### TASK DIRECTIONS
Work out how many lines of the material below mention the word "this"; reply with the number only.

──────── DATASET ROWS ────────

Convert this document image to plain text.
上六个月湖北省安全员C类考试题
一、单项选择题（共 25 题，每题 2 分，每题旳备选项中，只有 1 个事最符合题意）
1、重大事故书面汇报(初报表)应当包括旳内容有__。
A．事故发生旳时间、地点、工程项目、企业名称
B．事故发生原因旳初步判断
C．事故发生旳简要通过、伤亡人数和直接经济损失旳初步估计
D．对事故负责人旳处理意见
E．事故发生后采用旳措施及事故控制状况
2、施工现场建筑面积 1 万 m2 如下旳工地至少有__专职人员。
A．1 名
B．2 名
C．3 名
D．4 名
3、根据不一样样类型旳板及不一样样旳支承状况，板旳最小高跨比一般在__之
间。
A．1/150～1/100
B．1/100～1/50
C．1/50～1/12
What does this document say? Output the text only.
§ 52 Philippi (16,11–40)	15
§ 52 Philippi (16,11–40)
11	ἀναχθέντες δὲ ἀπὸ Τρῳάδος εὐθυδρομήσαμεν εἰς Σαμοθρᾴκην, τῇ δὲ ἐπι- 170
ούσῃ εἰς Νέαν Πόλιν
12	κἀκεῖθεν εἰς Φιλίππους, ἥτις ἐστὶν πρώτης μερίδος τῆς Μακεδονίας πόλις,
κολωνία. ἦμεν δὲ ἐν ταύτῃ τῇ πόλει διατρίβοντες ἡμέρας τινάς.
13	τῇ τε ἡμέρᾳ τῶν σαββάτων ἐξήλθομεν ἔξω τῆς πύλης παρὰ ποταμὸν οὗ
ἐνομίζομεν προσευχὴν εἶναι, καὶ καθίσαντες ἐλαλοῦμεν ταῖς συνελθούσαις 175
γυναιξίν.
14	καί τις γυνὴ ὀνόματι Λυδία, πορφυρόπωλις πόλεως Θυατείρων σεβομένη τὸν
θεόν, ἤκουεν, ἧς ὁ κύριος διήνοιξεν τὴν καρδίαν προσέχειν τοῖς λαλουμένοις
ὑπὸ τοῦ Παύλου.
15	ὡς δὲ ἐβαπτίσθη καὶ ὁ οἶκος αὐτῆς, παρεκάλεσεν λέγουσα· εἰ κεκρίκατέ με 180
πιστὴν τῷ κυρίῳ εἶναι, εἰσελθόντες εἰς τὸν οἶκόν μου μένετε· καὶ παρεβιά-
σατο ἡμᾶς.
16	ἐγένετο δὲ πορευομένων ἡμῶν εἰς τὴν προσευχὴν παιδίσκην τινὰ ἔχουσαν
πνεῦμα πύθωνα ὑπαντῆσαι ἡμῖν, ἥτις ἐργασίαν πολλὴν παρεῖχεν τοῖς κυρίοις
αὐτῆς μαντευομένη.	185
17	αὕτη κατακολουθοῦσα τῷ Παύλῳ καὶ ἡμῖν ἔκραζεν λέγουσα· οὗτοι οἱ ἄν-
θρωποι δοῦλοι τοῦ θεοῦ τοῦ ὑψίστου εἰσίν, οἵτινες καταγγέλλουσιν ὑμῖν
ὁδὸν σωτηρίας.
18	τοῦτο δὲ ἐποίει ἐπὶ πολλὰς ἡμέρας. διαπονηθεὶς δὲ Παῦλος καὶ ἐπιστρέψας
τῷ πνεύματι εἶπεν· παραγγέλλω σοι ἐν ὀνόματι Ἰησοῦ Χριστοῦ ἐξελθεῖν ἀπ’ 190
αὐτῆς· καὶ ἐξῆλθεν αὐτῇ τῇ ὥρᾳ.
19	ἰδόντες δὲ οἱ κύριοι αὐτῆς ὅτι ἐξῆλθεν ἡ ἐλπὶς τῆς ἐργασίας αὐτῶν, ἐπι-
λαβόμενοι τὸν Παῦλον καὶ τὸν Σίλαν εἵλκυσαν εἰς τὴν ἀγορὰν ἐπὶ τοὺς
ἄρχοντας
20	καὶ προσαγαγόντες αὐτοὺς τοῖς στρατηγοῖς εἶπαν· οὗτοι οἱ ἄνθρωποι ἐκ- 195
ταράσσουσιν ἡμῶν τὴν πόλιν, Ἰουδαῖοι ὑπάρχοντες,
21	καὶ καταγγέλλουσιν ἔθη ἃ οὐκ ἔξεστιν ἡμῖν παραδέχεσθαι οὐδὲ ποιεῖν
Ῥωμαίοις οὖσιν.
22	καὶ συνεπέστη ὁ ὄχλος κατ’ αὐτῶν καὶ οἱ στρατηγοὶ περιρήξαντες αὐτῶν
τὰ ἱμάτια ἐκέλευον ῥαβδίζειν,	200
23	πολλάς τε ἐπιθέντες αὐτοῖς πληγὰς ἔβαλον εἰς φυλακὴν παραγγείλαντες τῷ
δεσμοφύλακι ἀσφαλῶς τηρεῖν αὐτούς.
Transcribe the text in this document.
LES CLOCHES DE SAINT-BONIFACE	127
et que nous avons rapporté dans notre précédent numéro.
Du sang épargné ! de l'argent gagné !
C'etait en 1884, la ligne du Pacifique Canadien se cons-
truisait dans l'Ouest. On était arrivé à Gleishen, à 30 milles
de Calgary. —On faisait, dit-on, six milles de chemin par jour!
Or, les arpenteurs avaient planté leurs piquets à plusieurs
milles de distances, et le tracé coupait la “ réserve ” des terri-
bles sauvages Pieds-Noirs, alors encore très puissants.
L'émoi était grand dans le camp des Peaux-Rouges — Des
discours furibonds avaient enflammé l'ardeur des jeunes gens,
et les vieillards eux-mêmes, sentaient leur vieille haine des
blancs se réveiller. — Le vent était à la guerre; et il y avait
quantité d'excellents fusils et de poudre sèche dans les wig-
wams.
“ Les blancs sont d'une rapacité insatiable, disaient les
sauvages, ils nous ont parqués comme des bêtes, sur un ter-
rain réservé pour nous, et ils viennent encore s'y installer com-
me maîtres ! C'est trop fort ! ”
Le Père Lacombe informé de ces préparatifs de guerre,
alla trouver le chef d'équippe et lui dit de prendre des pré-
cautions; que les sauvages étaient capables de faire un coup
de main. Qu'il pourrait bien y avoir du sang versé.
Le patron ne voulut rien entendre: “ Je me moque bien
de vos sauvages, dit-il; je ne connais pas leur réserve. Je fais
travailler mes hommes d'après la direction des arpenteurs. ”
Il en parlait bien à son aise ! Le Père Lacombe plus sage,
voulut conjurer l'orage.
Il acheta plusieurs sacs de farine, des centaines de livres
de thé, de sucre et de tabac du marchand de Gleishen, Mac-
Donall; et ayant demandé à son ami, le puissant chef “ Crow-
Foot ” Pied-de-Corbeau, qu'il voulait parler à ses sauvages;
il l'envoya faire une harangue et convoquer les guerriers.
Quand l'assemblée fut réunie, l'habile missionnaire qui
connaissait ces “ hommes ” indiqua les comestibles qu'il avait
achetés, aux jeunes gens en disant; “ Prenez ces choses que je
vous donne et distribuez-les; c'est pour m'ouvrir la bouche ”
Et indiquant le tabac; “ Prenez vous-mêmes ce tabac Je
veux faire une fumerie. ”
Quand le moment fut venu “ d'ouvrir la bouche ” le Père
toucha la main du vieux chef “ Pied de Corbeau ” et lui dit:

────────

### ANSWER TO THE EXERCISE
3